# BRIEF
Quote the records below in full, exactly as given, with the images taken out.

# STORED ROWS
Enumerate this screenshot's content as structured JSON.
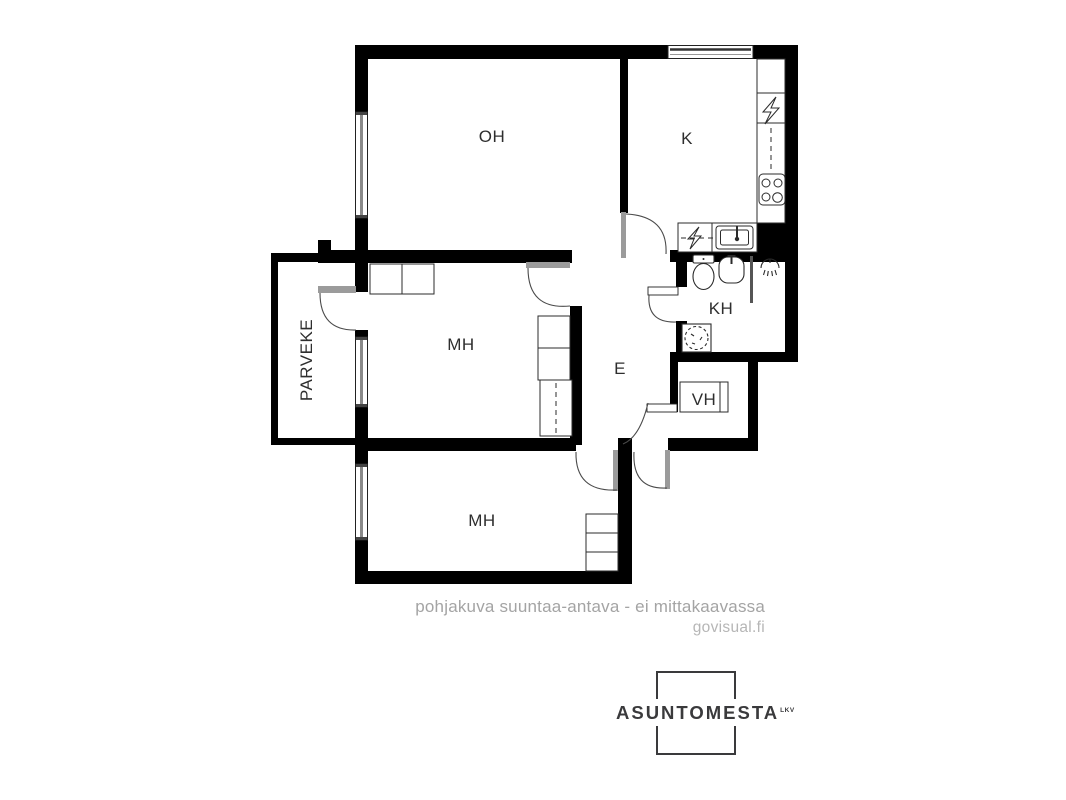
{
  "plan": {
    "type": "apartment-floorplan",
    "rooms": [
      {
        "id": "oh",
        "label": "OH"
      },
      {
        "id": "k",
        "label": "K"
      },
      {
        "id": "mh_mid",
        "label": "MH"
      },
      {
        "id": "e",
        "label": "E"
      },
      {
        "id": "kh",
        "label": "KH"
      },
      {
        "id": "vh",
        "label": "VH"
      },
      {
        "id": "mh_bot",
        "label": "MH"
      },
      {
        "id": "parveke",
        "label": "PARVEKE"
      }
    ],
    "fixture_icons": [
      "window",
      "door-swing-arc",
      "toilet-icon",
      "washbasin-icon",
      "shower-icon",
      "stove-icon",
      "refrigerator-lightning-icon",
      "dishwasher-lightning-icon",
      "sink-icon",
      "washing-machine-icon",
      "wardrobe-icon"
    ]
  },
  "footer": {
    "disclaimer": "pohjakuva suuntaa-antava - ei mittakaavassa",
    "watermark": "govisual.fi"
  },
  "logo": {
    "name": "ASUNTOMESTA",
    "suffix": "LKV"
  },
  "colors": {
    "background": "#ffffff",
    "wall": "#000000",
    "fixture_line": "#2b2b2b",
    "door_leaf": "#9b9b9b",
    "window_glass": "#8a8a8a",
    "footer_text": "#a4a4a4",
    "watermark_text": "#b6b6b6",
    "logo": "#3a3a3c"
  }
}
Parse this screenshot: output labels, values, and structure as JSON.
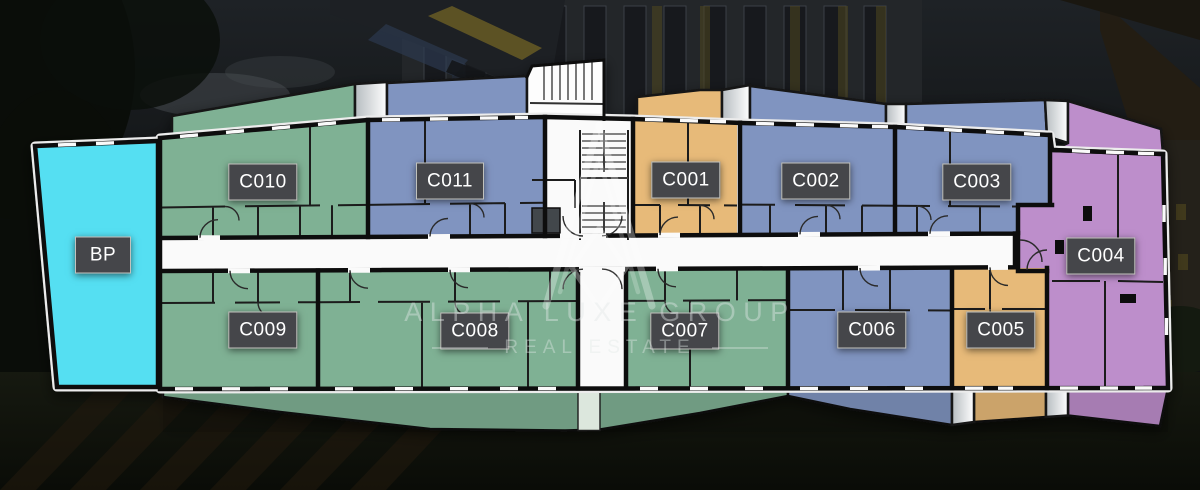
{
  "brand": {
    "name": "ALPHA LUXE GROUP",
    "tagline": "REAL ESTATE"
  },
  "palette": {
    "cyan": "#55dff2",
    "green": "#7fb194",
    "blue": "#8094c0",
    "orange": "#e7ba79",
    "purple": "#bd8ecb",
    "floor_white": "#fafafa",
    "wall": "#101010",
    "wall_thin": "#1c1c1c",
    "window_mark": "#fafafa",
    "chip_bg": "#45464a",
    "chip_text": "#ffffff",
    "outline_white": "#ececec",
    "walkway": "#dce7dd"
  },
  "units": [
    {
      "id": "bp",
      "label": "BP",
      "color_key": "cyan"
    },
    {
      "id": "c010",
      "label": "C010",
      "color_key": "green"
    },
    {
      "id": "c011",
      "label": "C011",
      "color_key": "blue"
    },
    {
      "id": "c001",
      "label": "C001",
      "color_key": "orange"
    },
    {
      "id": "c002",
      "label": "C002",
      "color_key": "blue"
    },
    {
      "id": "c003",
      "label": "C003",
      "color_key": "blue"
    },
    {
      "id": "c004",
      "label": "C004",
      "color_key": "purple"
    },
    {
      "id": "c009",
      "label": "C009",
      "color_key": "green"
    },
    {
      "id": "c008",
      "label": "C008",
      "color_key": "green"
    },
    {
      "id": "c007",
      "label": "C007",
      "color_key": "green"
    },
    {
      "id": "c006",
      "label": "C006",
      "color_key": "blue"
    },
    {
      "id": "c005",
      "label": "C005",
      "color_key": "orange"
    }
  ]
}
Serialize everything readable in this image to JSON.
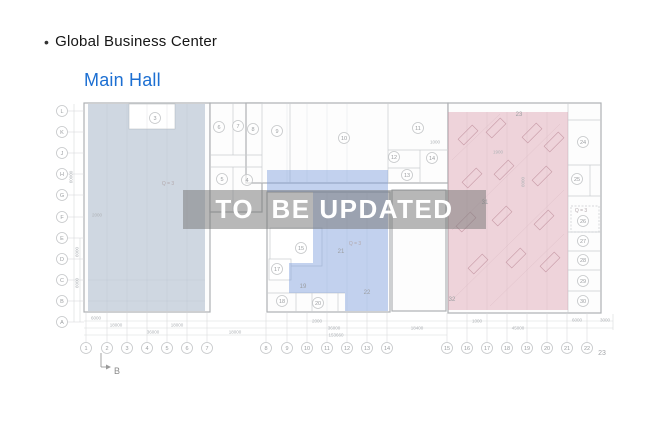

# THE COMPLETED TASK
Enumerate this screenshot's content as structured JSON.
{
  "plan": {
    "type": "apartment-floorplan",
    "rooms": [
      {
        "id": "oh",
        "label": "OH"
      },
      {
        "id": "k",
        "label": "K"
      },
      {
        "id": "mh_mid",
        "label": "MH"
      },
      {
        "id": "e",
        "label": "E"
      },
      {
        "id": "kh",
        "label": "KH"
      },
      {
        "id": "vh",
        "label": "VH"
      },
      {
        "id": "mh_bot",
        "label": "MH"
      },
      {
        "id": "parveke",
        "label": "PARVEKE"
      }
    ],
    "fixture_icons": [
      "window",
      "door-swing-arc",
      "toilet-icon",
      "washbasin-icon",
      "shower-icon",
      "stove-icon",
      "refrigerator-lightning-icon",
      "dishwasher-lightning-icon",
      "sink-icon",
      "washing-machine-icon",
      "wardrobe-icon"
    ]
  },
  "footer": {
    "disclaimer": "pohjakuva suuntaa-antava - ei mittakaavassa",
    "watermark": "govisual.fi"
  },
  "logo": {
    "name": "ASUNTOMESTA",
    "suffix": "LKV"
  },
  "colors": {
    "background": "#ffffff",
    "wall": "#000000",
    "fixture_line": "#2b2b2b",
    "door_leaf": "#9b9b9b",
    "window_glass": "#8a8a8a",
    "footer_text": "#a4a4a4",
    "watermark_text": "#b6b6b6",
    "logo": "#3a3a3c"
  }
}
Parse this screenshot: output labels, values, and structure as JSON.
{
  "brand": {
    "name": "ALPHA LUXE GROUP",
    "tagline": "REAL ESTATE"
  },
  "palette": {
    "cyan": "#55dff2",
    "green": "#7fb194",
    "blue": "#8094c0",
    "orange": "#e7ba79",
    "purple": "#bd8ecb",
    "floor_white": "#fafafa",
    "wall": "#101010",
    "wall_thin": "#1c1c1c",
    "window_mark": "#fafafa",
    "chip_bg": "#45464a",
    "chip_text": "#ffffff",
    "outline_white": "#ececec",
    "walkway": "#dce7dd"
  },
  "units": [
    {
      "id": "bp",
      "label": "BP",
      "color_key": "cyan"
    },
    {
      "id": "c010",
      "label": "C010",
      "color_key": "green"
    },
    {
      "id": "c011",
      "label": "C011",
      "color_key": "blue"
    },
    {
      "id": "c001",
      "label": "C001",
      "color_key": "orange"
    },
    {
      "id": "c002",
      "label": "C002",
      "color_key": "blue"
    },
    {
      "id": "c003",
      "label": "C003",
      "color_key": "blue"
    },
    {
      "id": "c004",
      "label": "C004",
      "color_key": "purple"
    },
    {
      "id": "c009",
      "label": "C009",
      "color_key": "green"
    },
    {
      "id": "c008",
      "label": "C008",
      "color_key": "green"
    },
    {
      "id": "c007",
      "label": "C007",
      "color_key": "green"
    },
    {
      "id": "c006",
      "label": "C006",
      "color_key": "blue"
    },
    {
      "id": "c005",
      "label": "C005",
      "color_key": "orange"
    }
  ]
}
Serialize everything readable in this image to JSON.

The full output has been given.